• _TASK REQUIREMENTS_: Extract, from the listing that follows, each line containing the word "values".

• • •

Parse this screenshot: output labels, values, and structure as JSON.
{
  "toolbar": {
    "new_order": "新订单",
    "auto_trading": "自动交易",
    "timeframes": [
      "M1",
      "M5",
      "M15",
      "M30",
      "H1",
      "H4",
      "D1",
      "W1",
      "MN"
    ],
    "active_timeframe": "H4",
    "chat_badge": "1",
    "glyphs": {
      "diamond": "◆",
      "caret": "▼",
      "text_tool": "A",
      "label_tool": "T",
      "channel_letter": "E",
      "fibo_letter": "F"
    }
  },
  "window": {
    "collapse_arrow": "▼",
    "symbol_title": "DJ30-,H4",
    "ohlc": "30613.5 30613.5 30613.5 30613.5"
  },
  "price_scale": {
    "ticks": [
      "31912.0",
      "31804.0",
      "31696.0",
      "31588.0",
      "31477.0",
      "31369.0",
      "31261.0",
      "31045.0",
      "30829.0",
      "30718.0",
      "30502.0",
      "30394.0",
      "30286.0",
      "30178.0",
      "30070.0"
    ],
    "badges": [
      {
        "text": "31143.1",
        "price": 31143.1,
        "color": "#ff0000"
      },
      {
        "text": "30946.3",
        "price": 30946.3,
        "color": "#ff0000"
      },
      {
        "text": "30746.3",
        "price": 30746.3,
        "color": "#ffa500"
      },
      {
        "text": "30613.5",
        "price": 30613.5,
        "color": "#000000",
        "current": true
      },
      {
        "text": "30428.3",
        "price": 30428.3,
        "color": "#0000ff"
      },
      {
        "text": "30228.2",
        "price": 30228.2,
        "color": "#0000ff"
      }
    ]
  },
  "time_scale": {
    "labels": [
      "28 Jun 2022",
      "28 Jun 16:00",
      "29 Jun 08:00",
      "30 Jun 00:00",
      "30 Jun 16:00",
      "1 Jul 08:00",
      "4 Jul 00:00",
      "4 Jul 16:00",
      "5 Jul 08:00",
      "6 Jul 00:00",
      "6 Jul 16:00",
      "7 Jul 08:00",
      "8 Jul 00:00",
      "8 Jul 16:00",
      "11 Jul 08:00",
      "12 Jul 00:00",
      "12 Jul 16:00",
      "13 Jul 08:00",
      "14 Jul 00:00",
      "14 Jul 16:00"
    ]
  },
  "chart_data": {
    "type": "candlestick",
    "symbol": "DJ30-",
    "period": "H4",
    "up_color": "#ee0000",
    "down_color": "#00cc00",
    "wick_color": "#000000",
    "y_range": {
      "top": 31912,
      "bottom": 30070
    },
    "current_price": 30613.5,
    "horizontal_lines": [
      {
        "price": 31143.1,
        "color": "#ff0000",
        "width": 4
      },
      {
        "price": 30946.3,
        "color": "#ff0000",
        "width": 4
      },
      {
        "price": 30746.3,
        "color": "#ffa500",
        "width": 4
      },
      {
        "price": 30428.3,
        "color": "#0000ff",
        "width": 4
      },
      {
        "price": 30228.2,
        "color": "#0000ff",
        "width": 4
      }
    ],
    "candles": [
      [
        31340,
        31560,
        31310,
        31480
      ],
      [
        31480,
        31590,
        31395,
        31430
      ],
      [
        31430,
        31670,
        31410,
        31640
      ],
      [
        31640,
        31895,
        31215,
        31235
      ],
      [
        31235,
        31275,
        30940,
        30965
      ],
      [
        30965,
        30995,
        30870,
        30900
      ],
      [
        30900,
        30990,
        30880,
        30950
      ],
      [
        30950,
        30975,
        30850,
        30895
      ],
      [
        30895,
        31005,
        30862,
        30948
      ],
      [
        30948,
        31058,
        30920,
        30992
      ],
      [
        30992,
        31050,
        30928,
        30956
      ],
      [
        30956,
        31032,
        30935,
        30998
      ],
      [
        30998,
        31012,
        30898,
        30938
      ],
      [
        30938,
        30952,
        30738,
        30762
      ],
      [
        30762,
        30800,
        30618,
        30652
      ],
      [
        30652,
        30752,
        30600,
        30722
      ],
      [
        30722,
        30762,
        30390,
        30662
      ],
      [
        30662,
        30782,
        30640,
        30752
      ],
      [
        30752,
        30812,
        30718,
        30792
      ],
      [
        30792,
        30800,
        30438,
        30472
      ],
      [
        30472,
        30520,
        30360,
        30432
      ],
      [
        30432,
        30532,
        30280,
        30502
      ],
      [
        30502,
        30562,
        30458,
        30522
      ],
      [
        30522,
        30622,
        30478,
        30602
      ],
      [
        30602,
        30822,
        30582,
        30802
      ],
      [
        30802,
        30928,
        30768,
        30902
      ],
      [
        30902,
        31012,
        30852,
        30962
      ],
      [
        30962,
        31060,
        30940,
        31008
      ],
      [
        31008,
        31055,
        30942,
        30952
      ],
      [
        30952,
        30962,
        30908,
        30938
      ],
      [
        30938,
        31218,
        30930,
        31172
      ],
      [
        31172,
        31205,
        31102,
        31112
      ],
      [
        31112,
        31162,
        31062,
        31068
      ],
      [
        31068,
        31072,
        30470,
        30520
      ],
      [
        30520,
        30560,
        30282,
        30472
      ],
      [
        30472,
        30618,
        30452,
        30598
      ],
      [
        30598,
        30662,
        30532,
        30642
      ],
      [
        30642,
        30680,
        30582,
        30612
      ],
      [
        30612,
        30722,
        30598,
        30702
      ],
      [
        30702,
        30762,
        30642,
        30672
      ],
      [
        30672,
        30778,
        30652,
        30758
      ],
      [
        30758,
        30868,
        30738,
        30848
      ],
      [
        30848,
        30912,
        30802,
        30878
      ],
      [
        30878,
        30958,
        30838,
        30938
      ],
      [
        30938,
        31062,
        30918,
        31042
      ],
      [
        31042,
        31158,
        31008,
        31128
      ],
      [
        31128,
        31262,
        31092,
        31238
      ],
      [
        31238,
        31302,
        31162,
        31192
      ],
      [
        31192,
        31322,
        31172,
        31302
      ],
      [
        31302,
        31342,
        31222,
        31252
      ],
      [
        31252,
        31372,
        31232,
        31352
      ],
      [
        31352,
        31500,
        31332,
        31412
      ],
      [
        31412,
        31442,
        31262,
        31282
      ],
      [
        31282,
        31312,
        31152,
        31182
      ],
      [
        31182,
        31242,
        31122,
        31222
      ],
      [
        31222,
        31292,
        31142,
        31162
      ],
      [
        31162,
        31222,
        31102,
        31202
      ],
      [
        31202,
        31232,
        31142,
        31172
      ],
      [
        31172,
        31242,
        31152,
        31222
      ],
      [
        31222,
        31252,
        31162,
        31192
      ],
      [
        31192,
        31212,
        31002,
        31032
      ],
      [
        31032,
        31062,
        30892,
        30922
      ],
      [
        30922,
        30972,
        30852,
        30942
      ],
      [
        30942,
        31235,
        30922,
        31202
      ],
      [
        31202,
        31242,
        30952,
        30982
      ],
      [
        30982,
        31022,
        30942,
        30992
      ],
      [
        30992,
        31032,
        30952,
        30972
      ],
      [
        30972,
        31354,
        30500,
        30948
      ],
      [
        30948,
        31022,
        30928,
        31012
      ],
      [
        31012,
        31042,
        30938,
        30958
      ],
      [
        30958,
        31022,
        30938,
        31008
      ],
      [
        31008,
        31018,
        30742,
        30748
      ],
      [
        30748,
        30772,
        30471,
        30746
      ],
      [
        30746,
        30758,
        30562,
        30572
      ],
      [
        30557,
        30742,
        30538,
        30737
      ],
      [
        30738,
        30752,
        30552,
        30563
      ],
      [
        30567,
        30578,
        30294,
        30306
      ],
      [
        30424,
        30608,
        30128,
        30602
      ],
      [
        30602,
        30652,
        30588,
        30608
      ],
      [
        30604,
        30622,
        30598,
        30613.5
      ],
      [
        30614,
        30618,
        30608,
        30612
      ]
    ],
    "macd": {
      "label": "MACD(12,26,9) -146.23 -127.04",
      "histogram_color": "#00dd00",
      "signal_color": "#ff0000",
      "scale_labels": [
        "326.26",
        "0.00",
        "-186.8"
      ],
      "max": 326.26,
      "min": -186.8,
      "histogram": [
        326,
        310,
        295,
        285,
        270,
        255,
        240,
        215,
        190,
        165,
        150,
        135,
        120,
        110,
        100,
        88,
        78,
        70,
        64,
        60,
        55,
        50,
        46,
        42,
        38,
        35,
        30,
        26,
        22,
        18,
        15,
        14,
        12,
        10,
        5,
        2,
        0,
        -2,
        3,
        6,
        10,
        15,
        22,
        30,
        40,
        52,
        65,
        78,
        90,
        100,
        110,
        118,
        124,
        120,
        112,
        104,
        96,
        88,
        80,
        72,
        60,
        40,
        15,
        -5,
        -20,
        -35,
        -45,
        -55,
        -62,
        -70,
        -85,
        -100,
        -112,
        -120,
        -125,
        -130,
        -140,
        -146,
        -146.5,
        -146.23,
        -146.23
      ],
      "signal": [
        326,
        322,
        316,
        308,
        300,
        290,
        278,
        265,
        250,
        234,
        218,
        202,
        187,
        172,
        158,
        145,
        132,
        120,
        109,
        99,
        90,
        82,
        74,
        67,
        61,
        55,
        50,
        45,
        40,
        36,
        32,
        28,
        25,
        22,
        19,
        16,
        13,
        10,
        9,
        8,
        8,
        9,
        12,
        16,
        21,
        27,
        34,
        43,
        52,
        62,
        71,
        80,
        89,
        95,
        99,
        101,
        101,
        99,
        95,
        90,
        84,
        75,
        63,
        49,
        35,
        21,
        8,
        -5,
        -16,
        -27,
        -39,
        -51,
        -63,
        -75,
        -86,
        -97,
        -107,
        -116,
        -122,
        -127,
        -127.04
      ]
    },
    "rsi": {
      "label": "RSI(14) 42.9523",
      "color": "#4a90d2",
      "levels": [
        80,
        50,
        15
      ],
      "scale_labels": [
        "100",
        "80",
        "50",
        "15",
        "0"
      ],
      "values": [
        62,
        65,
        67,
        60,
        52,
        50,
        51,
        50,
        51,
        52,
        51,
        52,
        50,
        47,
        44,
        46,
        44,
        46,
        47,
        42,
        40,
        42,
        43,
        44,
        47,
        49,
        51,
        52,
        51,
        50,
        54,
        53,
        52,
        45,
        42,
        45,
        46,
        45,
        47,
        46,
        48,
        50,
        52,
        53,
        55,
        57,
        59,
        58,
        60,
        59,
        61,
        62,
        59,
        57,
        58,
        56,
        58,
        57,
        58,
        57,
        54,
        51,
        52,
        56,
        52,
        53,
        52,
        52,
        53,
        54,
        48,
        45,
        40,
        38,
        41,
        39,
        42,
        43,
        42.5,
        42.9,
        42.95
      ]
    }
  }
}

• • •

• _ANSWER_:
Parse this screenshot: output labels, values, and structure as JSON.
      "values": [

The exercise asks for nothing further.